MATERIAL SUPPLIED:
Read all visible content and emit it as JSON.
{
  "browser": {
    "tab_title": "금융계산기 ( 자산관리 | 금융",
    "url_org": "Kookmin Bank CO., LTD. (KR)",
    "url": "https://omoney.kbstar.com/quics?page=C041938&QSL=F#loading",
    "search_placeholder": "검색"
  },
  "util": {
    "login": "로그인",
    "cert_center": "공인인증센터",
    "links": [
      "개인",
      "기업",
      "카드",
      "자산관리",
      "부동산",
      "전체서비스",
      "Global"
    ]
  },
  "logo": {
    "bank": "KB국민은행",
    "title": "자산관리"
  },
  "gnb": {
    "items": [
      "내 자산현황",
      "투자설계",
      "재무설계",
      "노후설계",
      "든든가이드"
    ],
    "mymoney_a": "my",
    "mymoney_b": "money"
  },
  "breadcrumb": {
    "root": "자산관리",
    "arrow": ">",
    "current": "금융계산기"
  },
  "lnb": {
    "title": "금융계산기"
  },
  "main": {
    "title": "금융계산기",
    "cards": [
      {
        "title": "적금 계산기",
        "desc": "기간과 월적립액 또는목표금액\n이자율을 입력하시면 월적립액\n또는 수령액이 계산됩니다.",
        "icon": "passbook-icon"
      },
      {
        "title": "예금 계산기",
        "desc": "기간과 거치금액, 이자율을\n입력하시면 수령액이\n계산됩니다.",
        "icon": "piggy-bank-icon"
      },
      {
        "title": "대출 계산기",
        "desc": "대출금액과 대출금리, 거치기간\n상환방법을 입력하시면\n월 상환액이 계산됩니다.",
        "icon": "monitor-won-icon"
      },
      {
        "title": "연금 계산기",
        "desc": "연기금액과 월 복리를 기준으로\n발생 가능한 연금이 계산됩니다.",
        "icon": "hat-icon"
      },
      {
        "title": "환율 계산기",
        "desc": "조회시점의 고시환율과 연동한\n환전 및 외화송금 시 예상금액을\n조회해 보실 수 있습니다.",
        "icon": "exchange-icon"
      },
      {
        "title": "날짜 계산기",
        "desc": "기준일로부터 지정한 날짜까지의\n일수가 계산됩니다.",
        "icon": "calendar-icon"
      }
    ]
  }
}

INSTRUCTION: In the entries above, find every line with the word "desc" and list it.

WRITTEN ANSWER:
        "desc": "기간과 월적립액 또는목표금액\n이자율을 입력하시면 월적립액\n또는 수령액이 계산됩니다.",
        "desc": "기간과 거치금액, 이자율을\n입력하시면 수령액이\n계산됩니다.",
        "desc": "대출금액과 대출금리, 거치기간\n상환방법을 입력하시면\n월 상환액이 계산됩니다.",
        "desc": "연기금액과 월 복리를 기준으로\n발생 가능한 연금이 계산됩니다.",
        "desc": "조회시점의 고시환율과 연동한\n환전 및 외화송금 시 예상금액을\n조회해 보실 수 있습니다.",
        "desc": "기준일로부터 지정한 날짜까지의\n일수가 계산됩니다.",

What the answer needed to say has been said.